The request: Each line from the one containing "Give me the" through the end of the listing below must be copied exactly; pictures are excluded.
· · · · ·
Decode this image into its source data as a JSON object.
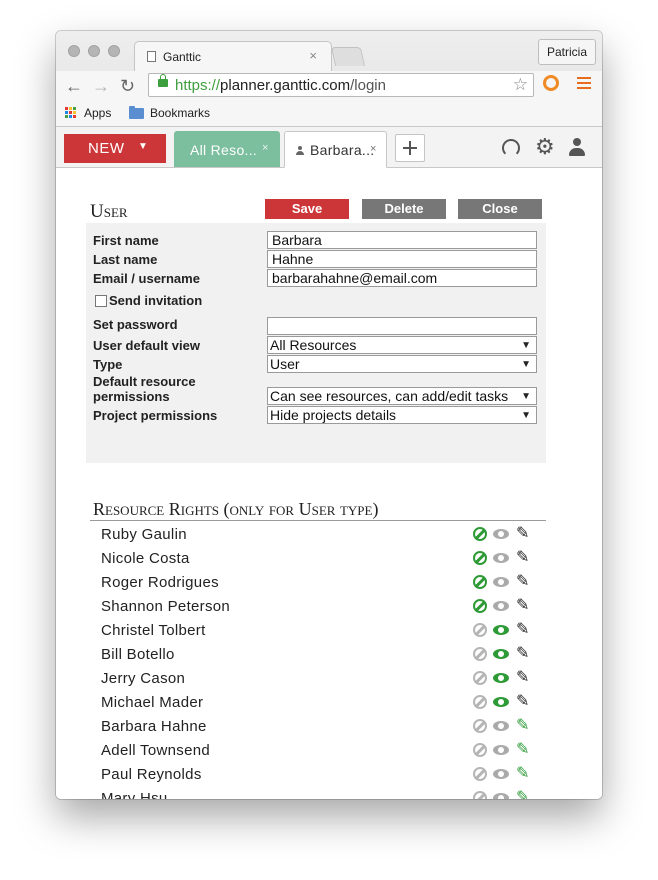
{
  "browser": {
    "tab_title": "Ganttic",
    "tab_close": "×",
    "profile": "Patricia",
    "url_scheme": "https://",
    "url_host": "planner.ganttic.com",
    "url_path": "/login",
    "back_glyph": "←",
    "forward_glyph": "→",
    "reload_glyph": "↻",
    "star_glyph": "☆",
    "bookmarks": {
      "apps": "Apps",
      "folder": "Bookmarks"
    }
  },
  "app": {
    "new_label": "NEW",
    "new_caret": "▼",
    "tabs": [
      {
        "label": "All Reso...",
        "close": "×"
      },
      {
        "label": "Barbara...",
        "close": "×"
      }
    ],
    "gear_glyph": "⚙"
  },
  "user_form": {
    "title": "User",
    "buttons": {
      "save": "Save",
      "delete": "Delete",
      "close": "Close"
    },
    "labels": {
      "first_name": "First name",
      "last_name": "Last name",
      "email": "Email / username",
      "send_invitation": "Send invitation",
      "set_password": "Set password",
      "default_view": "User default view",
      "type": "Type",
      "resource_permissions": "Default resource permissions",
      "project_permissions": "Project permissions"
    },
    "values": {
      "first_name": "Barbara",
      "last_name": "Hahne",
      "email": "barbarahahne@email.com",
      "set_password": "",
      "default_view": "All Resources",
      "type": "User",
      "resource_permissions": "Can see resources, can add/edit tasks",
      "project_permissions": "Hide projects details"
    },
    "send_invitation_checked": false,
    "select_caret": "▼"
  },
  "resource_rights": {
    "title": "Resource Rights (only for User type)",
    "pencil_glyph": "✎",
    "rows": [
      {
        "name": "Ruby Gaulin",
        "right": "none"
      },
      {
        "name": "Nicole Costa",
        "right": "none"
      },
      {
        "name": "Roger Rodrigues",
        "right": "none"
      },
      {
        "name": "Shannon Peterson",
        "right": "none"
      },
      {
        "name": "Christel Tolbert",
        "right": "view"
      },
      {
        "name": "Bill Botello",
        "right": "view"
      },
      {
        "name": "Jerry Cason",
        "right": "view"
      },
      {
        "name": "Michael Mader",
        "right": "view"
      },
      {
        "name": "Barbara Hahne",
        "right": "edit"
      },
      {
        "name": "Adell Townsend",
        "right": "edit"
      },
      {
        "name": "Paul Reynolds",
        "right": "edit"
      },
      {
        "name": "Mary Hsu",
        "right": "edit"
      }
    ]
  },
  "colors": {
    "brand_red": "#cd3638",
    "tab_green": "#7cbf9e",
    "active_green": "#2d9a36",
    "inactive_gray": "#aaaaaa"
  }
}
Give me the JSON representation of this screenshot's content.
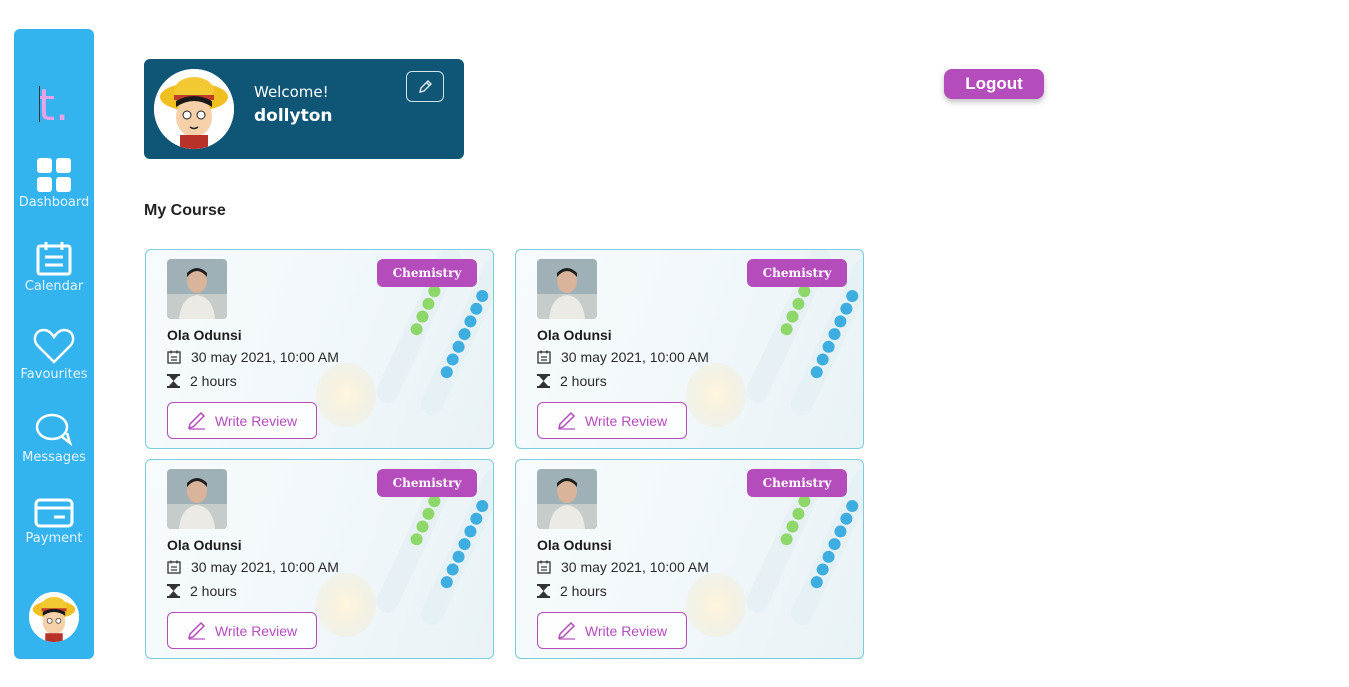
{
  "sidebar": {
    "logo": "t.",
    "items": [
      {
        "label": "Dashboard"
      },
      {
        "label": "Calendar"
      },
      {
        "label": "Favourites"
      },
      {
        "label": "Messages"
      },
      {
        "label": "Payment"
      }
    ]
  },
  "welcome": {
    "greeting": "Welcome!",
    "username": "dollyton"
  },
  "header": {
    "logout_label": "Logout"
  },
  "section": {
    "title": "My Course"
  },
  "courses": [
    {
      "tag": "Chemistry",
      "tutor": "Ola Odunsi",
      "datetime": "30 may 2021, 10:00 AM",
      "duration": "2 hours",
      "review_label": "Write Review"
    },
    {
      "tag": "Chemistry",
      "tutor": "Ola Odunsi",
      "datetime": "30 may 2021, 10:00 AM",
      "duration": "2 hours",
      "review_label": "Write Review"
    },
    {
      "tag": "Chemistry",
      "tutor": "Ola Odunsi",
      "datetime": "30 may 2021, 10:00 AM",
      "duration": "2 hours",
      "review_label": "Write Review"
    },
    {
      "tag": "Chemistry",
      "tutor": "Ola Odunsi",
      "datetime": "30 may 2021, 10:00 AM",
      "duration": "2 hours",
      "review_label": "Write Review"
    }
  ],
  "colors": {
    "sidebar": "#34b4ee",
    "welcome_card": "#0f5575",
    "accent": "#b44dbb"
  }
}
· · · · ·
Written reply:
Give me the JSON representation of this screenshot's content.
{
  "sidebar": {
    "logo": "t.",
    "items": [
      {
        "label": "Dashboard"
      },
      {
        "label": "Calendar"
      },
      {
        "label": "Favourites"
      },
      {
        "label": "Messages"
      },
      {
        "label": "Payment"
      }
    ]
  },
  "welcome": {
    "greeting": "Welcome!",
    "username": "dollyton"
  },
  "header": {
    "logout_label": "Logout"
  },
  "section": {
    "title": "My Course"
  },
  "courses": [
    {
      "tag": "Chemistry",
      "tutor": "Ola Odunsi",
      "datetime": "30 may 2021, 10:00 AM",
      "duration": "2 hours",
      "review_label": "Write Review"
    },
    {
      "tag": "Chemistry",
      "tutor": "Ola Odunsi",
      "datetime": "30 may 2021, 10:00 AM",
      "duration": "2 hours",
      "review_label": "Write Review"
    },
    {
      "tag": "Chemistry",
      "tutor": "Ola Odunsi",
      "datetime": "30 may 2021, 10:00 AM",
      "duration": "2 hours",
      "review_label": "Write Review"
    },
    {
      "tag": "Chemistry",
      "tutor": "Ola Odunsi",
      "datetime": "30 may 2021, 10:00 AM",
      "duration": "2 hours",
      "review_label": "Write Review"
    }
  ],
  "colors": {
    "sidebar": "#34b4ee",
    "welcome_card": "#0f5575",
    "accent": "#b44dbb"
  }
}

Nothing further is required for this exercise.